++++ RECORDS TO USE ++++
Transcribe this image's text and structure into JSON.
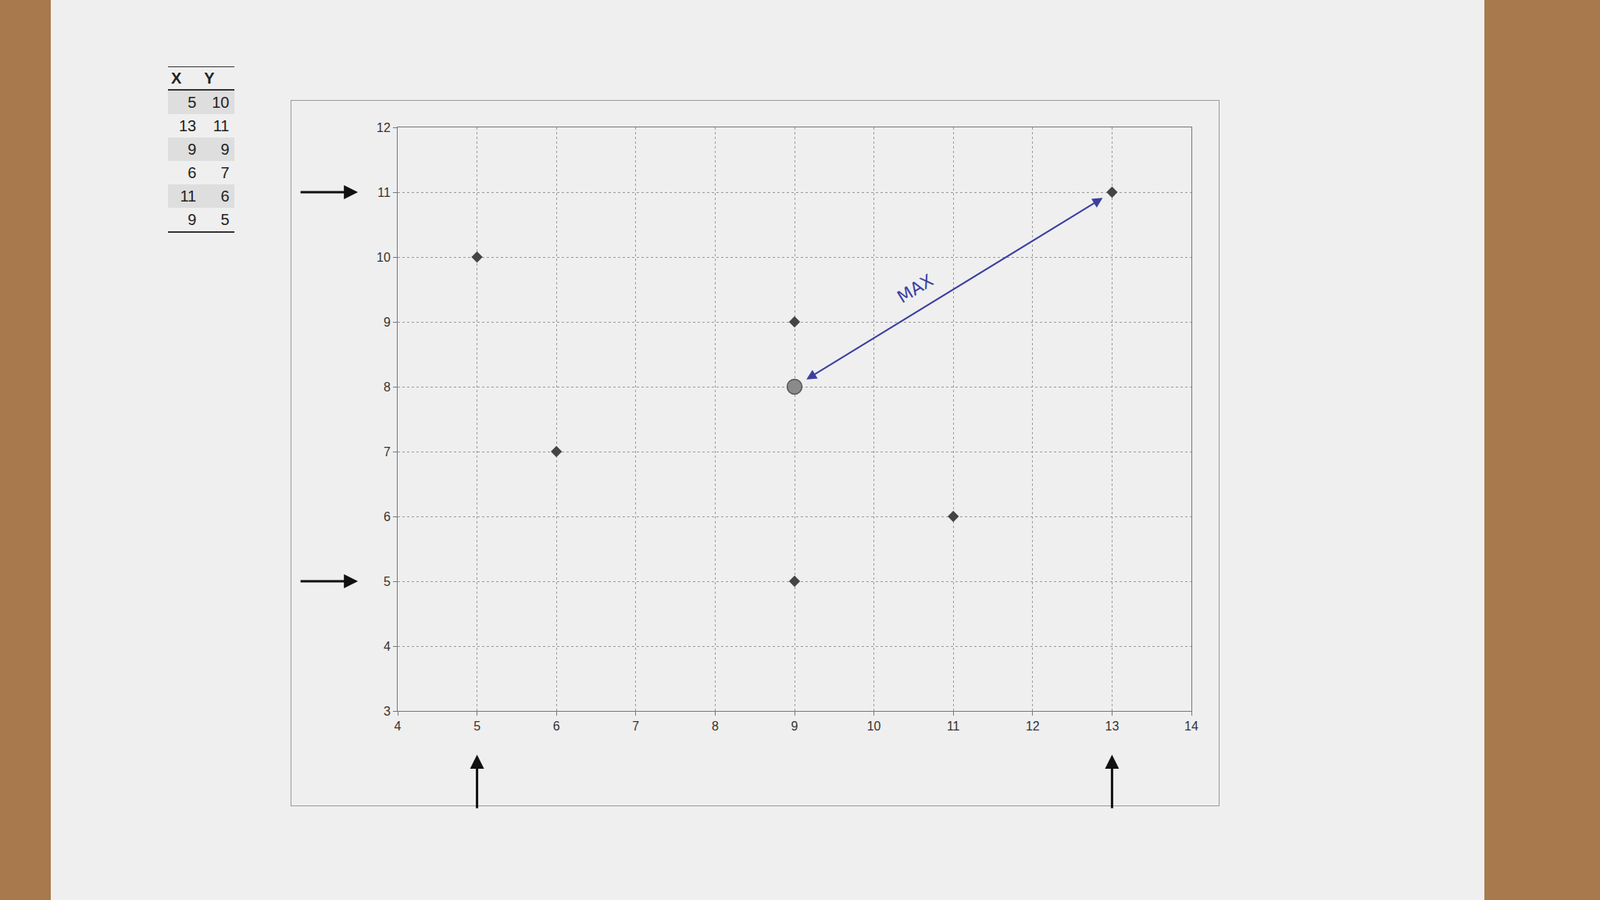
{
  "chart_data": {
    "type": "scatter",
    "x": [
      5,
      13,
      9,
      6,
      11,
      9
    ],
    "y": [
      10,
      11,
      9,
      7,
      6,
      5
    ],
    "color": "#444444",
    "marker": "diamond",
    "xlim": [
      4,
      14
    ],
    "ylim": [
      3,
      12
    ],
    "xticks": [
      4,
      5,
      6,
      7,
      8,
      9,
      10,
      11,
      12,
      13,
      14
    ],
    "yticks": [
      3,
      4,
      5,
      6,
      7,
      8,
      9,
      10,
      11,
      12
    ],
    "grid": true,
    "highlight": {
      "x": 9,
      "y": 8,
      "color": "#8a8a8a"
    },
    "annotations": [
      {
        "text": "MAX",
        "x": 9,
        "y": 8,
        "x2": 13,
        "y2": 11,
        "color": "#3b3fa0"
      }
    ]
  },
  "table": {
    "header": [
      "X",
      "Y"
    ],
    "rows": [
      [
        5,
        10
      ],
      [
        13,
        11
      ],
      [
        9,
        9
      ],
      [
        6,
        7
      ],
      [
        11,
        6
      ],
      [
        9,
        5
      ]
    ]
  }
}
++++
++++ RECORDS TO USE ++++
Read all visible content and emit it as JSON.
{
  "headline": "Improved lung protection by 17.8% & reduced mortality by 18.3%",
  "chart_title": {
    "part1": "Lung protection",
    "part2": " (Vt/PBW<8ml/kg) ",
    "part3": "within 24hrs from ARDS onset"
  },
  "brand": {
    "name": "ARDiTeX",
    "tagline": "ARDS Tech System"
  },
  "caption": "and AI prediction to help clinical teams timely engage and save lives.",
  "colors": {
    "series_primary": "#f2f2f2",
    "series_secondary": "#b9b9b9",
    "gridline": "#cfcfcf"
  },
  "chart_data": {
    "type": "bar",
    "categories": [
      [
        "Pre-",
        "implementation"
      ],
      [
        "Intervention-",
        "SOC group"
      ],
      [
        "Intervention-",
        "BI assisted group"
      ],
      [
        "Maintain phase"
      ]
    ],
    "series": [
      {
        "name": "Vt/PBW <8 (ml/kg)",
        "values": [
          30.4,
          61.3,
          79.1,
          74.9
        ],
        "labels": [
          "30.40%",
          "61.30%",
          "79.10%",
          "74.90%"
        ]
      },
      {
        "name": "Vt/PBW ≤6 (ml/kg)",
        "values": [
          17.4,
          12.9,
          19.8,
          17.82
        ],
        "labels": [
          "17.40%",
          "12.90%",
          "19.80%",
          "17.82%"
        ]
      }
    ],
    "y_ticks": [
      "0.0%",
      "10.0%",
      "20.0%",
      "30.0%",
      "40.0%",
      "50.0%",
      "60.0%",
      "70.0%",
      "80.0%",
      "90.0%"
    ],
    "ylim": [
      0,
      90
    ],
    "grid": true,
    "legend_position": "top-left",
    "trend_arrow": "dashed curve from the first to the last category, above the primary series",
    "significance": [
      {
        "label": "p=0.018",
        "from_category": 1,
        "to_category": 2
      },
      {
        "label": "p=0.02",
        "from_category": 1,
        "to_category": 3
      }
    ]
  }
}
++++
■ DIRECTIONS:
Reproduce every line of the listing above in which the string "text" appears.

■ OUTPUT OF THE TASK:
Transcribe this image's text and structure into JSON.
        "text": "MAX",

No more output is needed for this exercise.